Danton und wir

 

Georg Büchners Danton glaubt, eine Marionette innerhalb eines sich in der Geschichte manifestierenden mechanistischen Determinismus zu sein. Er befindet sich in einem doppelten Dilemma: Er durchschaut sein Determiniertsein und muss in seinem radikalen Skeptizismus scheitern, denn er kann nicht ausschließen, dass sein Durchschauen ebenfalls determiniert ist. Daher ist seine Weigerung, weiter als Marionette zu dienen, nur eine scheinbare Entscheidung. Dagegen glaubt sich Saint-Just als harmonischen Teil des waltenden Weltgeistes. Er verhält sich so amoralisch, dass er sich in einem vergleichbaren Widerspruch befindet. Das ist grotesk: Die Rechtfertigung einer jeden Ethik zwischen beiden Kontrahenten wird durch diese ‚Versuchsanordnung’ widerlegt. Diese These wird verstärkt durch Robespierre, der weder Determinist noch Materialist ist, sondern als Moralist surplus auftritt: An ihm zeigt sich, dass Moral sich in Nichts oder in ihr Gegenteil auflöst, wo Gut und Böse sich in seiner praktischen Ethik aufheben. Robespierre wird zum Machtpolitiker eines radikalen Relativismus. Nicht die Handelnden scheitern tragisch, sondern die Geschichte scheitert, die in Büchners Drama an die Stelle der tragischen Helden tritt.

Aber wie kann die Geschichte tragisch sein, wenn sie nur Zeitraum und Schauplatz eines blinden Zufalls ist? Wird sie als untragisch entlarvt? Liegt dann die Tragik bei den Menschen, die Geschichte tragen und ertragen, wenn sie nach freiem Willen zu handeln glauben, obwohl sie doch Spielbälle des Zufalls sind, dessen Durchschauen keine Rettung bringt?

▬▬▬

Anforderungen =>
(1) Entnimm der Auflistung wortgetreu alle Zeilen vom Anfang bis einschließlich der Zeile mit „- y-tick-label: 60: [76, 374, 96, 393]“.
(2) Führe den Text über Büchners Danton im Anschluss an seinen letzten Satz weiter.
Der Text über Büchners Danton und die Auflistung sind getrennte Materialien.

▬▬▬

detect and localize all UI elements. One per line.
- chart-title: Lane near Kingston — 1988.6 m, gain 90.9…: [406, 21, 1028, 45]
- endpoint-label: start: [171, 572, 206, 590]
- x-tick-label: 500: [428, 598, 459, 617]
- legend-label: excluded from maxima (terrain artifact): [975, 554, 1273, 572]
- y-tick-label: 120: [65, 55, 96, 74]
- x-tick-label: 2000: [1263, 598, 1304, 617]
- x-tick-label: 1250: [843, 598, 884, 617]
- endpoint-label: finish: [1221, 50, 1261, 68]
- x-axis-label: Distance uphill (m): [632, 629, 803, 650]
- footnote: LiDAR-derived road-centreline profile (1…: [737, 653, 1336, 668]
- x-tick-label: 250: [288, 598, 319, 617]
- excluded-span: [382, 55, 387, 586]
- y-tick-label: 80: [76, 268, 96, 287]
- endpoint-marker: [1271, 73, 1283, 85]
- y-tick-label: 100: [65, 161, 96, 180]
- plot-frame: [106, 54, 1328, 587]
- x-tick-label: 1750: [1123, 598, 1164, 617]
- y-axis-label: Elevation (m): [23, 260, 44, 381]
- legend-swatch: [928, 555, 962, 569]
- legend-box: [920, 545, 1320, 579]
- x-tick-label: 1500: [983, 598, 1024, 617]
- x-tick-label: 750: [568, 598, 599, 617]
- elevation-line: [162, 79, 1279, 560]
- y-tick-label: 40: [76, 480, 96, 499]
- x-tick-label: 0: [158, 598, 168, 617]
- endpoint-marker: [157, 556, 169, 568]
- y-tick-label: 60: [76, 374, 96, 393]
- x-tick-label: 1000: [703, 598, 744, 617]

▬▬▬

Antworten =>
(1)
detect and localize all UI elements. One per line.
- chart-title: Lane near Kingston — 1988.6 m, gain 90.9…: [406, 21, 1028, 45]
- endpoint-label: start: [171, 572, 206, 590]
- x-tick-label: 500: [428, 598, 459, 617]
- legend-label: excluded from maxima (terrain artifact): [975, 554, 1273, 572]
- y-tick-label: 120: [65, 55, 96, 74]
- x-tick-label: 2000: [1263, 598, 1304, 617]
- x-tick-label: 1250: [843, 598, 884, 617]
- endpoint-label: finish: [1221, 50, 1261, 68]
- x-axis-label: Distance uphill (m): [632, 629, 803, 650]
- footnote: LiDAR-derived road-centreline profile (1…: [737, 653, 1336, 668]
- x-tick-label: 250: [288, 598, 319, 617]
- excluded-span: [382, 55, 387, 586]
- y-tick-label: 80: [76, 268, 96, 287]
- endpoint-marker: [1271, 73, 1283, 85]
- y-tick-label: 100: [65, 161, 96, 180]
- plot-frame: [106, 54, 1328, 587]
- x-tick-label: 1750: [1123, 598, 1164, 617]
- y-axis-label: Elevation (m): [23, 260, 44, 381]
- legend-swatch: [928, 555, 962, 569]
- legend-box: [920, 545, 1320, 579]
- x-tick-label: 1500: [983, 598, 1024, 617]
- x-tick-label: 750: [568, 598, 599, 617]
- elevation-line: [162, 79, 1279, 560]
- y-tick-label: 40: [76, 480, 96, 499]
- x-tick-label: 0: [158, 598, 168, 617]
- endpoint-marker: [157, 556, 169, 568]
- y-tick-label: 60: [76, 374, 96, 393]

(2)
Das Tragische läge dann darin, dass es keinen freien Willen gibt und dass der radikal skeptisch Denkende auch dieses Durchschauen in Zweifel ziehen muss – was für ein verzweifelter Untergang! Er zeigt sich auch in Dantons Handeln und Nichthandeln, was dasselbe ist. Danton kann tun und lassen, was er will, es ist zwecklos, weil die Geschichte sinnlos ist.

Danton als dramatisierte philosophische Frage nach Lebenssinn bleibt trotz allem Relativismus und radikalen Skeptizismus ein Stück der Hoffnung, denn das Relative (die andere Möglichkeit) und der Zweifel (auch am Schlechten) schließen die Hoffnung notwendig in sich ein. Der von der Sinnlosigkeit seines Handelns überzeugte Danton, eine philosophische Spielfigur, versucht durch absolute Weigerung seinen Status als ein mit freiem Willen begabtes Wesen zu beweisen, bis er erkennen muss, dass diese Haltung zwecklos ist. Nirgends ist Zweifeln und Verzweifeln in seiner innigen Verwandtschaft so klar dramatisiert worden wie bei Büchner. Danton verzweifelt, weil er seinen Glauben an seinen freien Willen zu verteidigen sucht. Sein Untergang, den er als die einzige sinnvolle Tat begreifen muss, da sie die Sinnlosigkeit seines Lebens beendet, bleibt aber ebenfalls sinnlos. Büchner verneint also den Freitod als Versuch, freien Willen wenigstens im Akt der Selbsttötung zu erschaffen. Am Schluss des Stücks wird der Nihilismus ad absurdum geführt: Es lohnt sich nicht einmal der Tod. Danton beweist, dass wir zur Hoffnung verdammt sind. Mehr haben wir nicht.

Die Poesie Büchners ist kein Opium, keine Religion, kein Versprechen. Kunst, die immer verführerische Betrügerin und Lügenzerreißerin zugleich ist, weitet logische Räume. Die Mythen, Gesichte und Bilder formen Gegenwelten, aus denen der Leser – immer zugleich selbst dichtend, während er liest – immer wieder hart auf die ihn deutende Erde zurück gestoßen wird. Den großen Traum Dantons pflanzend sieht er das unerreichbare Ziel: Ein schmerzloses Sein. An Abgründen vorbeistolpernd rettet er sich das Leben, indem er ihm seinen Sinn gibt.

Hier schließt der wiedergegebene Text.